→ Directions:
1. In the forum thread, what does Aatu Koskensilta say he produced during his studies?
2. Write out the entries, starting with the line that contains "marginal-note: Císař Frydrych" and going on through the line that contains "chronicle-entry-text: [176, 200, 890, 970]".

→ Given text:
<<<<

From: Nam Nguyen on 11 Apr 2010 11:46

Aatu Koskensilta wrote:
> Nam Nguyen <namducnguyen(a)shaw.ca> writes:
>
>> If you don't remember or have any doubt about my position, please
>> allow me to clearly reiterate my position:
>>
>> It's impossible to have logically acceptable methods for proving a
>> syntactical consistency.
>
> But there's nothing clear about this reiteration. What is a "logically
> acceptable method"?
>

A method which would conform to definition of syntactical (in)consistency,
to definition of model of formal systems, to definition of rules of inferercne.

From: Nam Nguyen on 11 Apr 2010 11:53

Aatu Koskensilta wrote:
> Nam Nguyen <namducnguyen(a)shaw.ca> writes:
>
>> So what you're saying is you just _intuit_ PA system be consistent, no
>> more no less. Of course anyone else could intuit the other way too!
>
> Anyone can intuit whatever they want. I said nothing about such matters,
> I merely noted I have, like any number of logic students over the
> decades, produced a proof of the consistency of PA in the course of my
> studies. Intuition has no more and no less to do with it than with any
> proof in mathematics.
>

So, is your proof of the consistency of PA a syntactical proof of a
_consistent_ formal system? (I mean, anyone could syntactically prove
such proof in an inconsistent formal system). If not then in what sense
would your proof not require an _intuition about the natural numbers_?

>>>>

Element and region entries
<<<<

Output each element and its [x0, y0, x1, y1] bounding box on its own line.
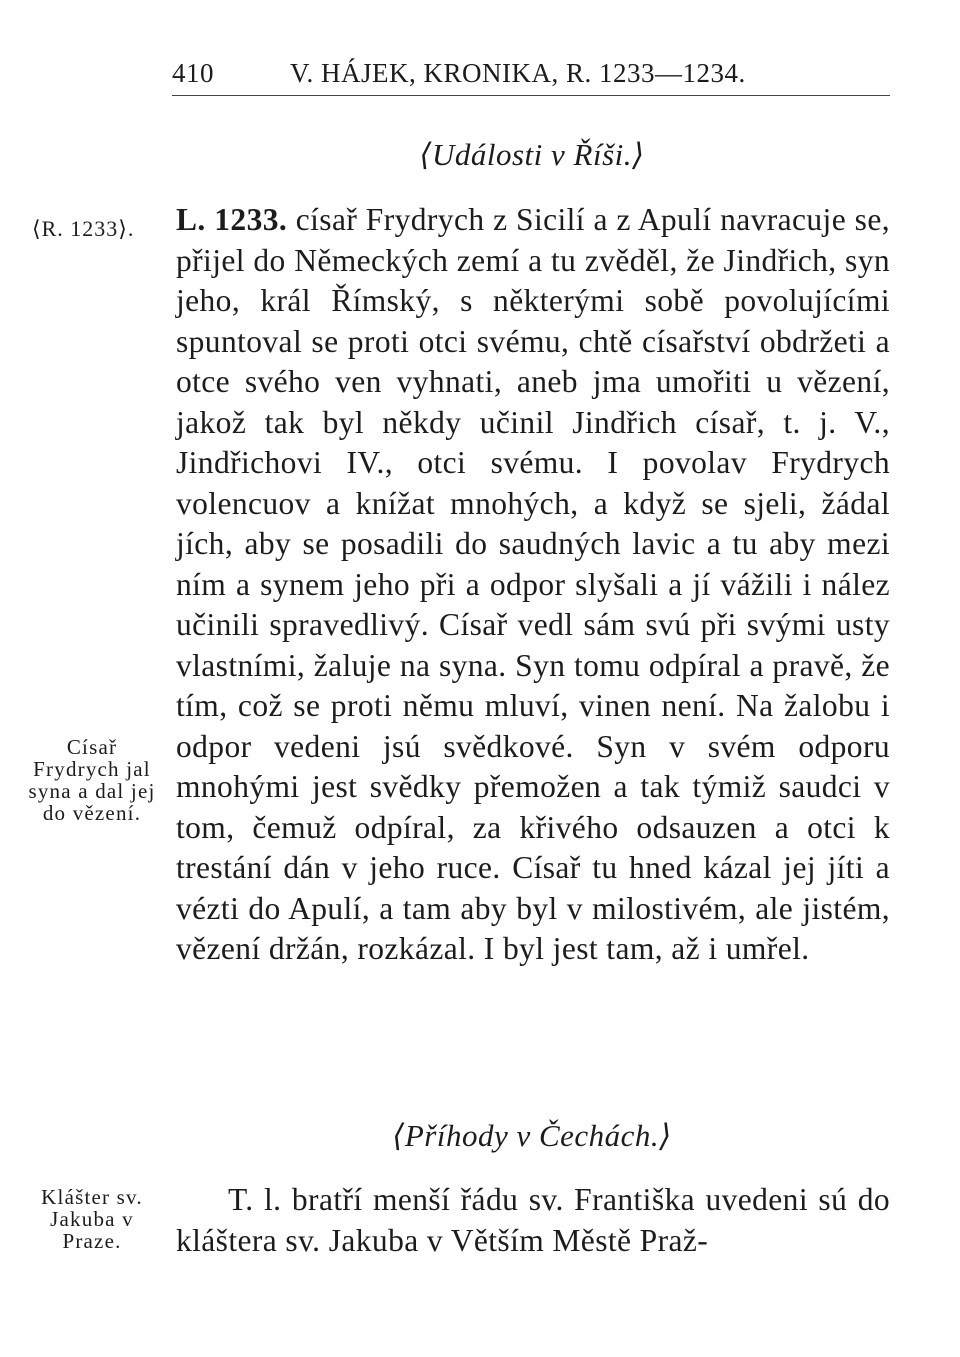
marginal-note: Císař Frydrych jal syna a dal jej do vězení.: [28, 735, 156, 825]
chronicle-entry-text: T. l. bratří menší řádu sv. Františka uvedeni sú do kláštera sv. Jakuba v Větším Městě Praž-: [176, 1182, 890, 1258]
page-number: 410: [172, 58, 214, 88]
entry-year-label: L. 1233.: [176, 202, 288, 237]
margin-year: ⟨R. 1233⟩.: [32, 216, 135, 241]
chronicle-entry-text: [176, 200, 890, 970]
entry-body: císař Frydrych z Sicilí a z Apulí navracuje se, přijel do Německých zemí a tu zvěděl, že Jindřich, syn jeho, král Římský, s některými sobě povolujícími spuntoval se proti otci svému, chtě císařství obdržeti a otce svého ven vyhnati, aneb jma umořiti u vězení, jakož tak byl někdy učinil Jindřich císař, t. j. V., Jindřichovi IV., otci svému. I povolav Frydrych volencuov a knížat mnohých, a když se sjeli, žádal jích, aby se posadili do saudných lavic a tu aby mezi ním a synem jeho při a odpor slyšali a jí vážili i nález učinili spravedlivý. Císař vedl sám svú při svými usty vlastními, žaluje na syna. Syn tomu odpíral a pravě, že tím, což se proti němu mluví, vinen není. Na žalobu i odpor vedeni jsú svědkové. Syn v svém odporu mnohými jest svědky přemožen a tak týmiž saudci v tom, čemuž odpíral, za křivého odsauzen a otci k trestání dán v jeho ruce. Císař tu hned kázal jej jíti a vézti do Apulí, a tam aby byl v milostivém, ale jistém, vězení držán, rozkázal. I byl jest tam, až i umřel.: [176, 202, 890, 966]
section-heading: ⟨Události v Říši.⟩: [419, 137, 645, 172]
section-heading: ⟨Příhody v Čechách.⟩: [392, 1118, 672, 1153]
running-title: V. HÁJEK, KRONIKA, R. 1233—1234.: [290, 58, 746, 88]
header-rule: [172, 95, 890, 96]
marginal-note: Klášter sv. Jakuba v Praze.: [41, 1185, 143, 1253]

>>>>

→ Answer set:
1. A proof of the consistency of PA.

2.
marginal-note: Císař Frydrych jal syna a dal jej do vězení.: [28, 735, 156, 825]
chronicle-entry-text: T. l. bratří menší řádu sv. Františka uvedeni sú do kláštera sv. Jakuba v Větším Městě Praž-: [176, 1182, 890, 1258]
page-number: 410: [172, 58, 214, 88]
entry-year-label: L. 1233.: [176, 202, 288, 237]
margin-year: ⟨R. 1233⟩.: [32, 216, 135, 241]
chronicle-entry-text: [176, 200, 890, 970]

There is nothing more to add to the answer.